::: DATA FOR THE TASK

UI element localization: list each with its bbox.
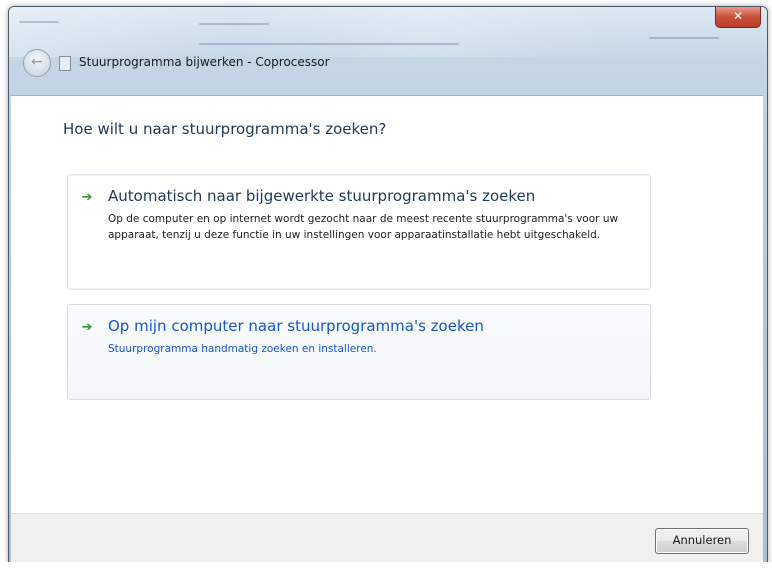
back-button[interactable]: ←	[23, 49, 51, 77]
option-description: Stuurprogramma handmatig zoeken en insta…	[108, 343, 377, 355]
update-driver-window: ✕ ← Stuurprogramma bijwerken - Coprocess…	[8, 6, 768, 564]
option-browse-computer[interactable]: ➔ Op mijn computer naar stuurprogramma's…	[67, 304, 651, 400]
page-bottom-edge	[0, 562, 772, 570]
cancel-button[interactable]: Annuleren	[655, 528, 749, 554]
dialog-footer: Annuleren	[11, 513, 763, 562]
device-icon	[59, 56, 71, 71]
option-title: Op mijn computer naar stuurprogramma's z…	[108, 317, 484, 335]
window-title: Stuurprogramma bijwerken - Coprocessor	[79, 55, 330, 69]
option-search-automatically[interactable]: ➔ Automatisch naar bijgewerkte stuurprog…	[67, 174, 651, 290]
content-area: Hoe wilt u naar stuurprogramma's zoeken?…	[11, 95, 763, 514]
back-arrow-icon: ←	[31, 54, 43, 70]
close-button[interactable]: ✕	[715, 7, 761, 28]
option-description: Op de computer en op internet wordt gezo…	[108, 213, 619, 241]
close-icon: ✕	[732, 9, 744, 23]
green-arrow-icon: ➔	[81, 190, 93, 205]
blurred-background-text	[19, 21, 59, 23]
blurred-background-text	[199, 23, 269, 25]
green-arrow-icon: ➔	[81, 320, 93, 335]
page-heading: Hoe wilt u naar stuurprogramma's zoeken?	[63, 120, 387, 138]
option-title: Automatisch naar bijgewerkte stuurprogra…	[108, 187, 536, 205]
title-bar: ← Stuurprogramma bijwerken - Coprocessor	[9, 29, 767, 83]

::::::

TASK DETAILS |
Write out the lines of the listing above exactly, leaving out the pictures.

RESULT OF THIS EXERCISE |
UI element localization: list each with its bbox.
back-button[interactable]: ←	[23, 49, 51, 77]
option-description: Stuurprogramma handmatig zoeken en insta…	[108, 343, 377, 355]
update-driver-window: ✕ ← Stuurprogramma bijwerken - Coprocess…	[8, 6, 768, 564]
option-browse-computer[interactable]: ➔ Op mijn computer naar stuurprogramma's…	[67, 304, 651, 400]
page-bottom-edge	[0, 562, 772, 570]
cancel-button[interactable]: Annuleren	[655, 528, 749, 554]
dialog-footer: Annuleren	[11, 513, 763, 562]
device-icon	[59, 56, 71, 71]
option-title: Op mijn computer naar stuurprogramma's z…	[108, 317, 484, 335]
window-title: Stuurprogramma bijwerken - Coprocessor	[79, 55, 330, 69]
option-search-automatically[interactable]: ➔ Automatisch naar bijgewerkte stuurprog…	[67, 174, 651, 290]
content-area: Hoe wilt u naar stuurprogramma's zoeken?…	[11, 95, 763, 514]
back-arrow-icon: ←	[31, 54, 43, 70]
close-button[interactable]: ✕	[715, 7, 761, 28]
option-description: Op de computer en op internet wordt gezo…	[108, 213, 619, 241]
close-icon: ✕	[732, 9, 744, 23]
green-arrow-icon: ➔	[81, 190, 93, 205]
blurred-background-text	[19, 21, 59, 23]
blurred-background-text	[199, 23, 269, 25]
green-arrow-icon: ➔	[81, 320, 93, 335]
page-heading: Hoe wilt u naar stuurprogramma's zoeken?	[63, 120, 387, 138]
option-title: Automatisch naar bijgewerkte stuurprogra…	[108, 187, 536, 205]
title-bar: ← Stuurprogramma bijwerken - Coprocessor	[9, 29, 767, 83]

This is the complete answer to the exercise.